Look over the lines below. Report each one that includes the string "Startup".

(Stored items from a collection)
------------------------------------------------------------------------

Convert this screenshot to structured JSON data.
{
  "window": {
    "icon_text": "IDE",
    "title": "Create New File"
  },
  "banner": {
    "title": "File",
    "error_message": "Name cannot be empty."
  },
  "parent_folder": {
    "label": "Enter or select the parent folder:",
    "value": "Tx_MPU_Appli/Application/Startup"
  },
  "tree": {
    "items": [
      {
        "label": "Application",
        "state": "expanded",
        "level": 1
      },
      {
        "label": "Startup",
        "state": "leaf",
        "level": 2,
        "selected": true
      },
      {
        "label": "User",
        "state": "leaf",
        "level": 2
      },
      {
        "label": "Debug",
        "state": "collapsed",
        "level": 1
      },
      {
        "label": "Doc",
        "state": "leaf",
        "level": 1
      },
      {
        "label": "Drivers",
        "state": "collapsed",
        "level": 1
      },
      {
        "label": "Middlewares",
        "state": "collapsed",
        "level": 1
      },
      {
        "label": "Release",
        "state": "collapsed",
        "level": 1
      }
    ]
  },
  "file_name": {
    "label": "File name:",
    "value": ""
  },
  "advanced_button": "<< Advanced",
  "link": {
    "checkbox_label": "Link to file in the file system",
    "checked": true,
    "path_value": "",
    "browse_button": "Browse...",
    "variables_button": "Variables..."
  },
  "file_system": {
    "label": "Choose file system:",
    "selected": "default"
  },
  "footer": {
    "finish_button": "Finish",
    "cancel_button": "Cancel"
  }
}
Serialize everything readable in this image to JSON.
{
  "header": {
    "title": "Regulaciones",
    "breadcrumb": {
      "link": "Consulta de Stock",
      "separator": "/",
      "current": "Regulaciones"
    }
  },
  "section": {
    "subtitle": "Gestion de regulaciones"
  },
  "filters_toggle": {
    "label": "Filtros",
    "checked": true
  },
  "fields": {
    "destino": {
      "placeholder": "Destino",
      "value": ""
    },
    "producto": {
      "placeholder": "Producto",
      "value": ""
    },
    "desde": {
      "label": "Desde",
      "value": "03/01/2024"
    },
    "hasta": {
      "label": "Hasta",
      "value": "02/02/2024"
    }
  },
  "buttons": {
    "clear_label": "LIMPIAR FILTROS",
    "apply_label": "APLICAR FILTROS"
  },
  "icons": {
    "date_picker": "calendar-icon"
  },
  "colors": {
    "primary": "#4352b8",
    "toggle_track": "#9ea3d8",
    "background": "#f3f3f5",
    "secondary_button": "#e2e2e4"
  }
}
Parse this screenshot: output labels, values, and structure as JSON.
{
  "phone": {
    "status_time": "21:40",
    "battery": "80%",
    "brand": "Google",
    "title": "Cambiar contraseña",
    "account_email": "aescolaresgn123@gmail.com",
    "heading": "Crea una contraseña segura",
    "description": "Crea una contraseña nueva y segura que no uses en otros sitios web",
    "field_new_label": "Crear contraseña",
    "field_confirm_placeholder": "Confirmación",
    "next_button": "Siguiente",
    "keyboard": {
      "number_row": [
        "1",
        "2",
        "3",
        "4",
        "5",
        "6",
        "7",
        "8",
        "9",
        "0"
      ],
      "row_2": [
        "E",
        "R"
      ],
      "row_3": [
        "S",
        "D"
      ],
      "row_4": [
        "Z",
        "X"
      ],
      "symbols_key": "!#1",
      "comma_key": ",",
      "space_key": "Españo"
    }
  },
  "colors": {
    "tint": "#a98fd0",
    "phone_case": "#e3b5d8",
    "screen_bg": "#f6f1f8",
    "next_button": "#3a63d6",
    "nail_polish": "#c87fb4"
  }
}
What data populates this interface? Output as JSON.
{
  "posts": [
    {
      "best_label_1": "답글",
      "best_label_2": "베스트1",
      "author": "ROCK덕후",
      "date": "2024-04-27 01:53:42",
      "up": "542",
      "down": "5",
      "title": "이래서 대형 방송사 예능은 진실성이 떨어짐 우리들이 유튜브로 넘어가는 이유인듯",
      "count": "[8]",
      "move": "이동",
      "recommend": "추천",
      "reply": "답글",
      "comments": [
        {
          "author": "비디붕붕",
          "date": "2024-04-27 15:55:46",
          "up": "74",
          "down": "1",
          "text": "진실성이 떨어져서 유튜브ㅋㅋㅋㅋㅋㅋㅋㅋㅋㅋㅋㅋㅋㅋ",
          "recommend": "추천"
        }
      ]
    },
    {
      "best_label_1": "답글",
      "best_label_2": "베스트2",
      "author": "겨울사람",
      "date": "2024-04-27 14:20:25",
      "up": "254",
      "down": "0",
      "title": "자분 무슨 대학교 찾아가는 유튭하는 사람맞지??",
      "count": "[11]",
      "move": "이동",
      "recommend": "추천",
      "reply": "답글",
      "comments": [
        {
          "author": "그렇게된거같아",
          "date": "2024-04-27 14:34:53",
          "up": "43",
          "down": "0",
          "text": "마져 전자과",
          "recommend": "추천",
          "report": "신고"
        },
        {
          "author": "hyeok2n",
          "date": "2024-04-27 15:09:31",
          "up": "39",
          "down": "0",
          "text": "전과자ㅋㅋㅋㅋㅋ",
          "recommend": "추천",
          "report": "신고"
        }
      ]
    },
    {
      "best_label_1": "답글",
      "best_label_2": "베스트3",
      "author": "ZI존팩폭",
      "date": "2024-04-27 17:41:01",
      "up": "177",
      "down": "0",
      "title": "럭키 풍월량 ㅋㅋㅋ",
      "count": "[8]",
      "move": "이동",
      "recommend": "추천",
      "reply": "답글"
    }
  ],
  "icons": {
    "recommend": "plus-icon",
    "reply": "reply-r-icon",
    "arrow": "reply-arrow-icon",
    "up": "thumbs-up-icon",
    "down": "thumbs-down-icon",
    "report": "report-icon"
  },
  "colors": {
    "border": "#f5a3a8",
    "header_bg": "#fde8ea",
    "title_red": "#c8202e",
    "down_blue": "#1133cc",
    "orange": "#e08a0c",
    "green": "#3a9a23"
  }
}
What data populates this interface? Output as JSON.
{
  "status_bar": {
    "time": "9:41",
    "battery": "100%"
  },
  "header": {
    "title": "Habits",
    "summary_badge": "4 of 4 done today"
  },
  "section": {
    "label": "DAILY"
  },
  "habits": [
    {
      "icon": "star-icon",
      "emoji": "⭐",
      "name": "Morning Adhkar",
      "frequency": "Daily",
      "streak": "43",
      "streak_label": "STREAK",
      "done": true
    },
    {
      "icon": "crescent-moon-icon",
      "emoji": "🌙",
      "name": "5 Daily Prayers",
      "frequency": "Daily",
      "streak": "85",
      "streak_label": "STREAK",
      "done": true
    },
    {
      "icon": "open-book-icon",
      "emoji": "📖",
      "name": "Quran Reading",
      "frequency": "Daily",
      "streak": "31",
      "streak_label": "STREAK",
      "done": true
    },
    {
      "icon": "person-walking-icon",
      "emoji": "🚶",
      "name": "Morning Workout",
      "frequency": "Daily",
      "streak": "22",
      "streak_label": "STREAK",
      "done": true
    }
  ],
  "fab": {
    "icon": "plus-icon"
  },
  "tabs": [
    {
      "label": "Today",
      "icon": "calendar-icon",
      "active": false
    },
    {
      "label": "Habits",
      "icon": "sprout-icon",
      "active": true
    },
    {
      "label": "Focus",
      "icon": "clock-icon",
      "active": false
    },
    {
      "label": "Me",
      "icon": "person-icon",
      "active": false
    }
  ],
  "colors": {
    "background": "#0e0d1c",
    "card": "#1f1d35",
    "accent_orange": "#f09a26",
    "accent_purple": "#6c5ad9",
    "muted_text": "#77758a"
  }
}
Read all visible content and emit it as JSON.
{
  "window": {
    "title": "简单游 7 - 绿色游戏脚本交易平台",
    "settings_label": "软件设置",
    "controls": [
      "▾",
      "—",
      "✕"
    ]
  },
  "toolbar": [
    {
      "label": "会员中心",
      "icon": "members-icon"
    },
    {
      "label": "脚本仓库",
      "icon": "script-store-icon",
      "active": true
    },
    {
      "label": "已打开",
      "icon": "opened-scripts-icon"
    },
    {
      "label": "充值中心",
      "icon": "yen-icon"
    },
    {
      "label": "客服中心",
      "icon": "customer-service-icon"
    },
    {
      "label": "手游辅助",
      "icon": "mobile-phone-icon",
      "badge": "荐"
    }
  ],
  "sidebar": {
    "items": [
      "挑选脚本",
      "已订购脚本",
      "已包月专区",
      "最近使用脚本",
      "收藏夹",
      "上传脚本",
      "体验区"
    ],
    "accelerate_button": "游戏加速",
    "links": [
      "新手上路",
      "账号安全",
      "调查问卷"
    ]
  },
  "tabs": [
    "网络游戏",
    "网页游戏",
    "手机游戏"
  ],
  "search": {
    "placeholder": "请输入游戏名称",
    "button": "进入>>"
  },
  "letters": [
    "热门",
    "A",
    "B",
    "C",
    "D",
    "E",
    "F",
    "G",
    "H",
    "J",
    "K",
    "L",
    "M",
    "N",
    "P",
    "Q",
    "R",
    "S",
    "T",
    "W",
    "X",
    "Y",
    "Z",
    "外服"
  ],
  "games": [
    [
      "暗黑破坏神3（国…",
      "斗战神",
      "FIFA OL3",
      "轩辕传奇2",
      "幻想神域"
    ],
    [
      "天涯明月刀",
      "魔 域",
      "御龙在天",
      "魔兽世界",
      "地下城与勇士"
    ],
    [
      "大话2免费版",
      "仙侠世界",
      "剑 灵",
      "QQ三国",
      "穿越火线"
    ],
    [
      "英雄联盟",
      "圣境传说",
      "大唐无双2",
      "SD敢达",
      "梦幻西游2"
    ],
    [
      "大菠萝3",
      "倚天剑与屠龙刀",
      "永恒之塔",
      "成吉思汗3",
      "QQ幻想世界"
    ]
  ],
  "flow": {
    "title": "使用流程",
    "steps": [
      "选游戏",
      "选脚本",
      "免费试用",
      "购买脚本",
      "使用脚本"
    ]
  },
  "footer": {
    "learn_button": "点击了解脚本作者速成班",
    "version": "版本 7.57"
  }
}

------------------------------------------------------------------------

**THE SOLUTION:**
    "value": "Tx_MPU_Appli/Application/Startup"
        "label": "Startup",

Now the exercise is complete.